**MATERIAL PROVIDED:**
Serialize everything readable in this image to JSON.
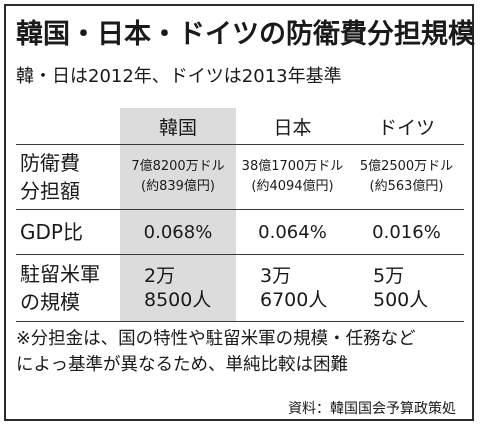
{
  "title": "韓国・日本・ドイツの防衛費分担規模",
  "subtitle": "韓・日は2012年、ドイツは2013年基準",
  "table": {
    "columns": [
      "韓国",
      "日本",
      "ドイツ"
    ],
    "rows": [
      {
        "label": [
          "防衛費",
          "分担額"
        ],
        "cells": [
          [
            "7億8200万ドル",
            "(約839億円)"
          ],
          [
            "38億1700万ドル",
            "(約4094億円)"
          ],
          [
            "5億2500万ドル",
            "(約563億円)"
          ]
        ]
      },
      {
        "label": [
          "GDP比"
        ],
        "cells": [
          "0.068%",
          "0.064%",
          "0.016%"
        ]
      },
      {
        "label": [
          "駐留米軍",
          "の規模"
        ],
        "cells": [
          [
            "2万",
            "8500人"
          ],
          [
            "3万",
            "6700人"
          ],
          [
            "5万",
            "500人"
          ]
        ]
      }
    ],
    "highlight_color": "#dcdcdc"
  },
  "note": [
    "※分担金は、国の特性や駐留米軍の規模・任務など",
    "によっ基準が異なるため、単純比較は困難"
  ],
  "source": "資料：韓国国会予算政策処"
}
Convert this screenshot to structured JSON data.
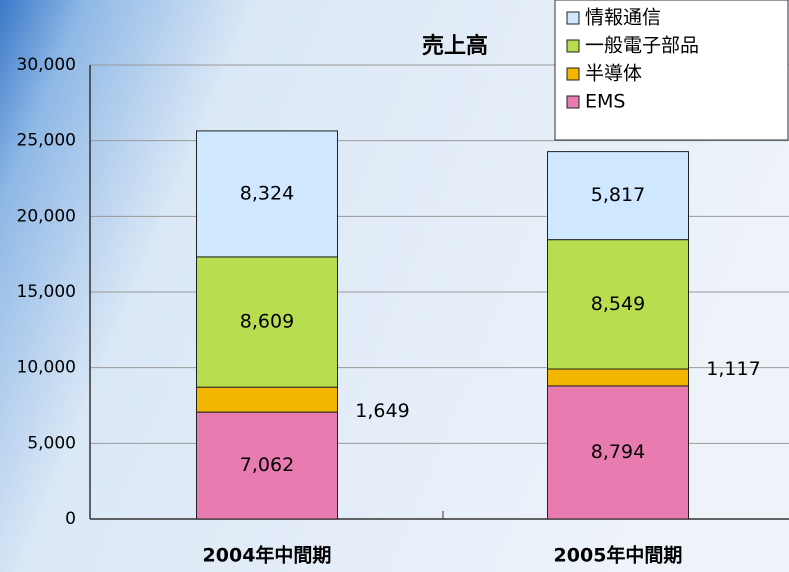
{
  "chart_data": {
    "type": "stacked_bar",
    "title": "売上高",
    "categories": [
      "2004年中間期",
      "2005年中間期"
    ],
    "series": [
      {
        "name": "EMS",
        "color": "#e87bb0",
        "values": [
          7062,
          8794
        ],
        "value_labels": [
          "7,062",
          "8,794"
        ]
      },
      {
        "name": "半導体",
        "color": "#f2b600",
        "values": [
          1649,
          1117
        ],
        "value_labels": [
          "1,649",
          "1,117"
        ]
      },
      {
        "name": "一般電子部品",
        "color": "#b8dd4e",
        "values": [
          8609,
          8549
        ],
        "value_labels": [
          "8,609",
          "8,549"
        ]
      },
      {
        "name": "情報通信",
        "color": "#cfe7ff",
        "values": [
          8324,
          5817
        ],
        "value_labels": [
          "8,324",
          "5,817"
        ]
      }
    ],
    "ylim": [
      0,
      30000
    ],
    "yticks": [
      0,
      {
        "value": 5000,
        "label": "5,000"
      },
      {
        "value": 10000,
        "label": "10,000"
      },
      {
        "value": 15000,
        "label": "15,000"
      },
      {
        "value": 20000,
        "label": "20,000"
      },
      {
        "value": 25000,
        "label": "25,000"
      },
      {
        "value": 30000,
        "label": "30,000"
      }
    ],
    "grid": true,
    "legend": "top-right"
  }
}
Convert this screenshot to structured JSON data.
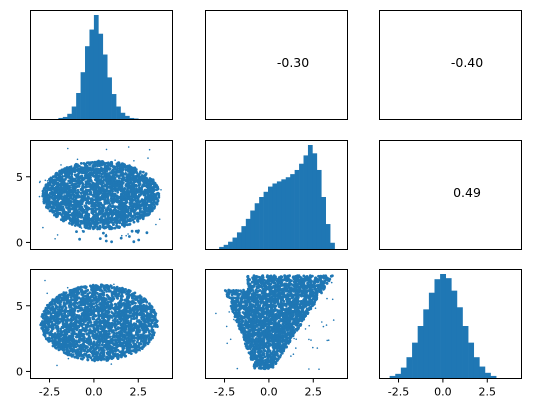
{
  "chart_data": {
    "type": "pair-grid",
    "variables": 3,
    "color": "#1f77b4",
    "x_ticks_bottom": [
      "-2.5",
      "0.0",
      "2.5"
    ],
    "x_tick_values": [
      -2.5,
      0.0,
      2.5
    ],
    "y_ticks_left": [
      "0",
      "5"
    ],
    "y_tick_values": [
      0,
      5
    ],
    "x_range": [
      -3.6,
      4.4
    ],
    "y_range": [
      -0.5,
      7.8
    ],
    "correlations": [
      {
        "row": 0,
        "col": 1,
        "label": "-0.30"
      },
      {
        "row": 0,
        "col": 2,
        "label": "-0.40"
      },
      {
        "row": 1,
        "col": 2,
        "label": "0.49"
      }
    ],
    "histograms": [
      {
        "row": 0,
        "col": 0,
        "type": "histogram",
        "bin_range": [
          -2.0,
          2.5
        ],
        "counts": [
          1,
          2,
          5,
          12,
          25,
          45,
          70,
          86,
          100,
          82,
          62,
          40,
          24,
          12,
          6,
          3,
          1,
          0.5
        ]
      },
      {
        "row": 1,
        "col": 1,
        "type": "histogram",
        "bin_range": [
          -2.8,
          3.7
        ],
        "counts": [
          2,
          4,
          7,
          11,
          16,
          22,
          29,
          37,
          44,
          50,
          55,
          60,
          63,
          65,
          67,
          69,
          72,
          76,
          82,
          90,
          100,
          92,
          76,
          50,
          24,
          6
        ]
      },
      {
        "row": 2,
        "col": 2,
        "type": "histogram",
        "bin_range": [
          -3.0,
          3.0
        ],
        "counts": [
          2,
          4,
          10,
          20,
          34,
          50,
          66,
          82,
          95,
          100,
          96,
          84,
          68,
          50,
          34,
          20,
          11,
          5,
          2
        ]
      }
    ],
    "scatters": [
      {
        "row": 1,
        "col": 0,
        "shape": "blob_upper",
        "x_range": [
          -3.1,
          3.8
        ],
        "y_range": [
          0.0,
          7.5
        ],
        "center": [
          0.4,
          3.6
        ]
      },
      {
        "row": 2,
        "col": 0,
        "shape": "blob_lower",
        "x_range": [
          -3.1,
          3.8
        ],
        "y_range": [
          0.0,
          7.4
        ],
        "center": [
          0.3,
          3.7
        ]
      },
      {
        "row": 2,
        "col": 1,
        "shape": "wedge",
        "x_range": [
          -3.0,
          3.7
        ],
        "y_range": [
          0.0,
          7.3
        ],
        "center": [
          0.8,
          4.2
        ]
      }
    ]
  }
}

**WHAT IS ASKED:** Your task is to repeat the material above exactly, without its pictures.

**SOLUTION FOR THIS PROBLEM:**
Serialize everything readable in this image to JSON.
{
  "title": "韓国・日本・ドイツの防衛費分担規模",
  "subtitle": "韓・日は2012年、ドイツは2013年基準",
  "table": {
    "columns": [
      "韓国",
      "日本",
      "ドイツ"
    ],
    "rows": [
      {
        "label": [
          "防衛費",
          "分担額"
        ],
        "cells": [
          [
            "7億8200万ドル",
            "(約839億円)"
          ],
          [
            "38億1700万ドル",
            "(約4094億円)"
          ],
          [
            "5億2500万ドル",
            "(約563億円)"
          ]
        ]
      },
      {
        "label": [
          "GDP比"
        ],
        "cells": [
          "0.068%",
          "0.064%",
          "0.016%"
        ]
      },
      {
        "label": [
          "駐留米軍",
          "の規模"
        ],
        "cells": [
          [
            "2万",
            "8500人"
          ],
          [
            "3万",
            "6700人"
          ],
          [
            "5万",
            "500人"
          ]
        ]
      }
    ],
    "highlight_color": "#dcdcdc"
  },
  "note": [
    "※分担金は、国の特性や駐留米軍の規模・任務など",
    "によっ基準が異なるため、単純比較は困難"
  ],
  "source": "資料：韓国国会予算政策処"
}
Convert this screenshot to structured JSON data.
{
  "chart_data": {
    "type": "stacked_bar",
    "title": "売上高",
    "categories": [
      "2004年中間期",
      "2005年中間期"
    ],
    "series": [
      {
        "name": "EMS",
        "color": "#e87bb0",
        "values": [
          7062,
          8794
        ],
        "value_labels": [
          "7,062",
          "8,794"
        ]
      },
      {
        "name": "半導体",
        "color": "#f2b600",
        "values": [
          1649,
          1117
        ],
        "value_labels": [
          "1,649",
          "1,117"
        ]
      },
      {
        "name": "一般電子部品",
        "color": "#b8dd4e",
        "values": [
          8609,
          8549
        ],
        "value_labels": [
          "8,609",
          "8,549"
        ]
      },
      {
        "name": "情報通信",
        "color": "#cfe7ff",
        "values": [
          8324,
          5817
        ],
        "value_labels": [
          "8,324",
          "5,817"
        ]
      }
    ],
    "ylim": [
      0,
      30000
    ],
    "yticks": [
      0,
      {
        "value": 5000,
        "label": "5,000"
      },
      {
        "value": 10000,
        "label": "10,000"
      },
      {
        "value": 15000,
        "label": "15,000"
      },
      {
        "value": 20000,
        "label": "20,000"
      },
      {
        "value": 25000,
        "label": "25,000"
      },
      {
        "value": 30000,
        "label": "30,000"
      }
    ],
    "grid": true,
    "legend": "top-right"
  }
}
Convert this screenshot to structured JSON data.
{
  "chart_data": {
    "type": "pair-grid",
    "variables": 3,
    "color": "#1f77b4",
    "x_ticks_bottom": [
      "-2.5",
      "0.0",
      "2.5"
    ],
    "x_tick_values": [
      -2.5,
      0.0,
      2.5
    ],
    "y_ticks_left": [
      "0",
      "5"
    ],
    "y_tick_values": [
      0,
      5
    ],
    "x_range": [
      -3.6,
      4.4
    ],
    "y_range": [
      -0.5,
      7.8
    ],
    "correlations": [
      {
        "row": 0,
        "col": 1,
        "label": "-0.30"
      },
      {
        "row": 0,
        "col": 2,
        "label": "-0.40"
      },
      {
        "row": 1,
        "col": 2,
        "label": "0.49"
      }
    ],
    "histograms": [
      {
        "row": 0,
        "col": 0,
        "type": "histogram",
        "bin_range": [
          -2.0,
          2.5
        ],
        "counts": [
          1,
          2,
          5,
          12,
          25,
          45,
          70,
          86,
          100,
          82,
          62,
          40,
          24,
          12,
          6,
          3,
          1,
          0.5
        ]
      },
      {
        "row": 1,
        "col": 1,
        "type": "histogram",
        "bin_range": [
          -2.8,
          3.7
        ],
        "counts": [
          2,
          4,
          7,
          11,
          16,
          22,
          29,
          37,
          44,
          50,
          55,
          60,
          63,
          65,
          67,
          69,
          72,
          76,
          82,
          90,
          100,
          92,
          76,
          50,
          24,
          6
        ]
      },
      {
        "row": 2,
        "col": 2,
        "type": "histogram",
        "bin_range": [
          -3.0,
          3.0
        ],
        "counts": [
          2,
          4,
          10,
          20,
          34,
          50,
          66,
          82,
          95,
          100,
          96,
          84,
          68,
          50,
          34,
          20,
          11,
          5,
          2
        ]
      }
    ],
    "scatters": [
      {
        "row": 1,
        "col": 0,
        "shape": "blob_upper",
        "x_range": [
          -3.1,
          3.8
        ],
        "y_range": [
          0.0,
          7.5
        ],
        "center": [
          0.4,
          3.6
        ]
      },
      {
        "row": 2,
        "col": 0,
        "shape": "blob_lower",
        "x_range": [
          -3.1,
          3.8
        ],
        "y_range": [
          0.0,
          7.4
        ],
        "center": [
          0.3,
          3.7
        ]
      },
      {
        "row": 2,
        "col": 1,
        "shape": "wedge",
        "x_range": [
          -3.0,
          3.7
        ],
        "y_range": [
          0.0,
          7.3
        ],
        "center": [
          0.8,
          4.2
        ]
      }
    ]
  }
}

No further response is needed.